** start of Supplied material **

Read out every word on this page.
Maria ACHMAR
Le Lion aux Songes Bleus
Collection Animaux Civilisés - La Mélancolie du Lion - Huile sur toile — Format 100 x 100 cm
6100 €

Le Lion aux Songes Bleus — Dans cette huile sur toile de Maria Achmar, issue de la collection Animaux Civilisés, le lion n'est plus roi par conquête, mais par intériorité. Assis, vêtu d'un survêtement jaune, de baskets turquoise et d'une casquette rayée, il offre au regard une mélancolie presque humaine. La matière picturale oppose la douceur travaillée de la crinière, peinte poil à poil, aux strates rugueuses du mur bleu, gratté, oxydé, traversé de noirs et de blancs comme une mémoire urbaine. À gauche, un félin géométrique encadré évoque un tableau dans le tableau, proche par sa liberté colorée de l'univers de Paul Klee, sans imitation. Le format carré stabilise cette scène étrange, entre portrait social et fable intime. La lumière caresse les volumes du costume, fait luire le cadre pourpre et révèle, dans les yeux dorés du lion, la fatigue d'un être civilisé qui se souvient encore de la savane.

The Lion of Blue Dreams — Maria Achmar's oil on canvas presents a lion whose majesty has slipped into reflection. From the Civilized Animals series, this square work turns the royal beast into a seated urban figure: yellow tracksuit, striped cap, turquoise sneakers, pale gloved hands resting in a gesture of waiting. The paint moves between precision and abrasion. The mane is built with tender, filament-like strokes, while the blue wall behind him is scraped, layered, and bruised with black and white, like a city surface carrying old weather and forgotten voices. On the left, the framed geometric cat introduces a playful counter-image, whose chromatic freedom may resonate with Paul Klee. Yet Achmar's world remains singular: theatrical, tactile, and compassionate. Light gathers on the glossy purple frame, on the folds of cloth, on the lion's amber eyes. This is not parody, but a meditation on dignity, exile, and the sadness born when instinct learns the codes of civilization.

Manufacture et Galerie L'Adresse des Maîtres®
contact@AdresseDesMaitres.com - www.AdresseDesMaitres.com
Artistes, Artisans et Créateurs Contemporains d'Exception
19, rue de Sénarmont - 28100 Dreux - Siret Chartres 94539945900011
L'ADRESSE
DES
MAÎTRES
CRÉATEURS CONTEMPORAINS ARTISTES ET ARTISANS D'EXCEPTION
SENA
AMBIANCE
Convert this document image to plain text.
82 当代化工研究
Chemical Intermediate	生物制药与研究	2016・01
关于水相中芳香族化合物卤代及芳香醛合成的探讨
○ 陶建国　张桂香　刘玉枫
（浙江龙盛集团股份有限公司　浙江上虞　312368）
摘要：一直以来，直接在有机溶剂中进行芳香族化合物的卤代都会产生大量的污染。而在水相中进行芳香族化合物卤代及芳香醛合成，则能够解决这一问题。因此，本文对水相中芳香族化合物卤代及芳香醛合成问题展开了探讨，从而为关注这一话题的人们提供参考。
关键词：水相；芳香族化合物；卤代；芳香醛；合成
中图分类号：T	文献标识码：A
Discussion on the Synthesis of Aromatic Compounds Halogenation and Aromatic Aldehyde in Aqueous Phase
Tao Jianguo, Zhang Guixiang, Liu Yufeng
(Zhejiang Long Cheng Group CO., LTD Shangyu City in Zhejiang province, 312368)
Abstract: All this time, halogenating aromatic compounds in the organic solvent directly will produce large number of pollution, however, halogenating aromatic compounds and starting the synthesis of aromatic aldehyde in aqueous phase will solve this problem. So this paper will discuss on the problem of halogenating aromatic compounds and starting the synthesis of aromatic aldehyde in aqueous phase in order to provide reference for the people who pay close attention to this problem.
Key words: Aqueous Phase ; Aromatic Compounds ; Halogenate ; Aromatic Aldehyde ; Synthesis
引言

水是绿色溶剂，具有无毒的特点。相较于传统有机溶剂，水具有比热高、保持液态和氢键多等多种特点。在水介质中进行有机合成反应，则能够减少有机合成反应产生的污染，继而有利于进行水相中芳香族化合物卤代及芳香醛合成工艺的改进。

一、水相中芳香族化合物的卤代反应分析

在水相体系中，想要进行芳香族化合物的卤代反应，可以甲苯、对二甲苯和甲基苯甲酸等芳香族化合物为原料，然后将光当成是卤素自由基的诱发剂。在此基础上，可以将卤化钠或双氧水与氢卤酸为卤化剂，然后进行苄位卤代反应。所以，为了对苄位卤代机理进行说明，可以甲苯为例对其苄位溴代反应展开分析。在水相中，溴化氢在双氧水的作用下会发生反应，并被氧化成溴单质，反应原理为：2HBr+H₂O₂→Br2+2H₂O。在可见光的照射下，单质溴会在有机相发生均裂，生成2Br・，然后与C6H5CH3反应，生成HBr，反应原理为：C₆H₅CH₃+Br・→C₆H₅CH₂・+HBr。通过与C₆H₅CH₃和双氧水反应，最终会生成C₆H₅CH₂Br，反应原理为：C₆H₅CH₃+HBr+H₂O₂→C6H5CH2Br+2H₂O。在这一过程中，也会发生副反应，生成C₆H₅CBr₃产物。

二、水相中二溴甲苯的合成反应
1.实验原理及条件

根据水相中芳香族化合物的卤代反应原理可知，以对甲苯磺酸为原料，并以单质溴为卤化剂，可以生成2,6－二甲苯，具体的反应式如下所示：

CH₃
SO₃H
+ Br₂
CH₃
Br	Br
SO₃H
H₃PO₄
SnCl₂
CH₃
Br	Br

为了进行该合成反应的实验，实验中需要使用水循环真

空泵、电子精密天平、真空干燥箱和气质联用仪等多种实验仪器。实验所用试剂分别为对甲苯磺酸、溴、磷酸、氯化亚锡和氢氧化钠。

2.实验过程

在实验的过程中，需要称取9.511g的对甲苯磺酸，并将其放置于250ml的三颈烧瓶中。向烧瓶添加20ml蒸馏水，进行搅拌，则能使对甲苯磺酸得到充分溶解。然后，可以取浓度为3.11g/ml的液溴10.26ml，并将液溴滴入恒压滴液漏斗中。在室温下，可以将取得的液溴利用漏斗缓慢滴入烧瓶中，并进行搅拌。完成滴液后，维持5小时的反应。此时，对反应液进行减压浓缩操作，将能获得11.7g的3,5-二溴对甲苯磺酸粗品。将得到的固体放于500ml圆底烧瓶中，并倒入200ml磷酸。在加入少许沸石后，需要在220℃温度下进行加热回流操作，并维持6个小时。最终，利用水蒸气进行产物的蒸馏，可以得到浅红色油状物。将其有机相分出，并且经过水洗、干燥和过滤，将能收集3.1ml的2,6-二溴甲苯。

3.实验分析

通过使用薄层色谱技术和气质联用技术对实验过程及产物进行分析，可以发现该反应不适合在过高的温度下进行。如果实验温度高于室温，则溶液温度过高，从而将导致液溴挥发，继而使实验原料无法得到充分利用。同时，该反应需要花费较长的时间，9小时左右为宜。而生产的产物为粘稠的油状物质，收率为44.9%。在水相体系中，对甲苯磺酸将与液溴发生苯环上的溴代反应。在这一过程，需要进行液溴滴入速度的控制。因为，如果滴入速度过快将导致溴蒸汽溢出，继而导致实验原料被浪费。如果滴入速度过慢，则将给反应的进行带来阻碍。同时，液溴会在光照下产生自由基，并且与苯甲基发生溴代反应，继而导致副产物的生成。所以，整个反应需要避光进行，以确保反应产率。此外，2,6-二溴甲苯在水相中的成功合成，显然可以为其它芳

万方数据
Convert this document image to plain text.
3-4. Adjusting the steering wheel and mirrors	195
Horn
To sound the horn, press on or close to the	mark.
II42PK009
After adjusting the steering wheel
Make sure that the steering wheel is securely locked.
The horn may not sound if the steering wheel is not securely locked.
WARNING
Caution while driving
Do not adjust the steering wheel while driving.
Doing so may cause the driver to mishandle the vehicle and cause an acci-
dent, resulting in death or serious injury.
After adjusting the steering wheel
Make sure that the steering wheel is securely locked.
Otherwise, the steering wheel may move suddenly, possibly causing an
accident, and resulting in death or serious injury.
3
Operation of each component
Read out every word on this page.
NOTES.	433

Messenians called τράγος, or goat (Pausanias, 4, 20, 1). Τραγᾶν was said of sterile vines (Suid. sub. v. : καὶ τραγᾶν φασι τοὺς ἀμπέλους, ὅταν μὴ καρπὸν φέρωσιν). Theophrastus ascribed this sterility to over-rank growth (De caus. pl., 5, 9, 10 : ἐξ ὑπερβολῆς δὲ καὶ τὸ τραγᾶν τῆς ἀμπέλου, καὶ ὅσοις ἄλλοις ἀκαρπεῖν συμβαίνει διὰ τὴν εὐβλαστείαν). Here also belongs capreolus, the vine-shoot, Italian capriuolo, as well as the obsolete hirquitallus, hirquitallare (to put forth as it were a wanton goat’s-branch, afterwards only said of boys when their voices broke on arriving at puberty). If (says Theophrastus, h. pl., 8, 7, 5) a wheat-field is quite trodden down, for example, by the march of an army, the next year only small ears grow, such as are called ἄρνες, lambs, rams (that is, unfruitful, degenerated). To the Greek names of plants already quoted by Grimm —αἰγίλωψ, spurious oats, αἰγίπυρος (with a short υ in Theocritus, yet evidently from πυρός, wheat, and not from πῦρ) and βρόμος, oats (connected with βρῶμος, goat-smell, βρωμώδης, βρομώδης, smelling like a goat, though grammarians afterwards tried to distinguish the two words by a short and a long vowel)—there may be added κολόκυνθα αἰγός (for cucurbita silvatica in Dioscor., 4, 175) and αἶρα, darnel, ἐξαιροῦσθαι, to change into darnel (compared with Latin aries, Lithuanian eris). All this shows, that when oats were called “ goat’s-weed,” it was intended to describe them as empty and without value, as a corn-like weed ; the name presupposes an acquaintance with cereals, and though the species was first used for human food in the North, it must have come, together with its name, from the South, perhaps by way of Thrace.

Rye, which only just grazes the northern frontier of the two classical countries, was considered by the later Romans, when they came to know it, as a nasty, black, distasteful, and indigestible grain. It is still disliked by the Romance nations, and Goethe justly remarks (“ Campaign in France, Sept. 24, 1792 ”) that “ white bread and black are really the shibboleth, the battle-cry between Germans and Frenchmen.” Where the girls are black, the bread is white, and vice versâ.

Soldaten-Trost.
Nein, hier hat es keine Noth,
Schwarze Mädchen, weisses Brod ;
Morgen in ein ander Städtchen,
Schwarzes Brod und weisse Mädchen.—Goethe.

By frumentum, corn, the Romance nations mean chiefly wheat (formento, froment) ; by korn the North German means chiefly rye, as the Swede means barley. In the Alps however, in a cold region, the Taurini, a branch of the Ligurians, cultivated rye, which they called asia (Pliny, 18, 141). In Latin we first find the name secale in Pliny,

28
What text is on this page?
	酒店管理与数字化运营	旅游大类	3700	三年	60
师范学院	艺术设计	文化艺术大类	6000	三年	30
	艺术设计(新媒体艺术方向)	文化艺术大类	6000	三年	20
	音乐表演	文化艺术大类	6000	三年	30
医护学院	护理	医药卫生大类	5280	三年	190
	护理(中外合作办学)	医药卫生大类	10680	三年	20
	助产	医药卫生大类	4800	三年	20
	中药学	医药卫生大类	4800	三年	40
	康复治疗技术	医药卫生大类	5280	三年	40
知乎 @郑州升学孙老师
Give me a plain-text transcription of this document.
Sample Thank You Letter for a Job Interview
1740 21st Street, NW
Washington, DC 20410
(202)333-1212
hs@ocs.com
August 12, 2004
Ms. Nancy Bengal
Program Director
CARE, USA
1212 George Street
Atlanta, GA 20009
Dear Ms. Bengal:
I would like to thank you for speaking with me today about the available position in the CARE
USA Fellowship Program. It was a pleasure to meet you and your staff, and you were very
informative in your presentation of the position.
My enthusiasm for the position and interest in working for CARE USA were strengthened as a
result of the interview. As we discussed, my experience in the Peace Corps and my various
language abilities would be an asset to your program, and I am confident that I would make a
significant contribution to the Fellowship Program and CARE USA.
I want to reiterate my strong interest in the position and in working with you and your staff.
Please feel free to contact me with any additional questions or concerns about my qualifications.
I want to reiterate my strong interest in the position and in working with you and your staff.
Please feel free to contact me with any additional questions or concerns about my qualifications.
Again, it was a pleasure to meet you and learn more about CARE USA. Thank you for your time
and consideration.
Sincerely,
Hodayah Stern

** end of Supplied material **

Gather every line from the entries above where the word "however" appears, and copy them.

Abstract: All this time, halogenating aromatic compounds in the organic solvent directly will produce large number of pollution, however, halogenating aromatic compounds and starting the synthesis of aromatic aldehyde in aqueous phase will solve this problem. So this paper will discuss on the problem of halogenating aromatic compounds and starting the synthesis of aromatic aldehyde in aqueous phase in order to provide reference for the people who pay close attention to this problem.
By frumentum, corn, the Romance nations mean chiefly wheat (formento, froment) ; by korn the North German means chiefly rye, as the Swede means barley. In the Alps however, in a cold region, the Taurini, a branch of the Ligurians, cultivated rye, which they called asia (Pliny, 18, 141). In Latin we first find the name secale in Pliny,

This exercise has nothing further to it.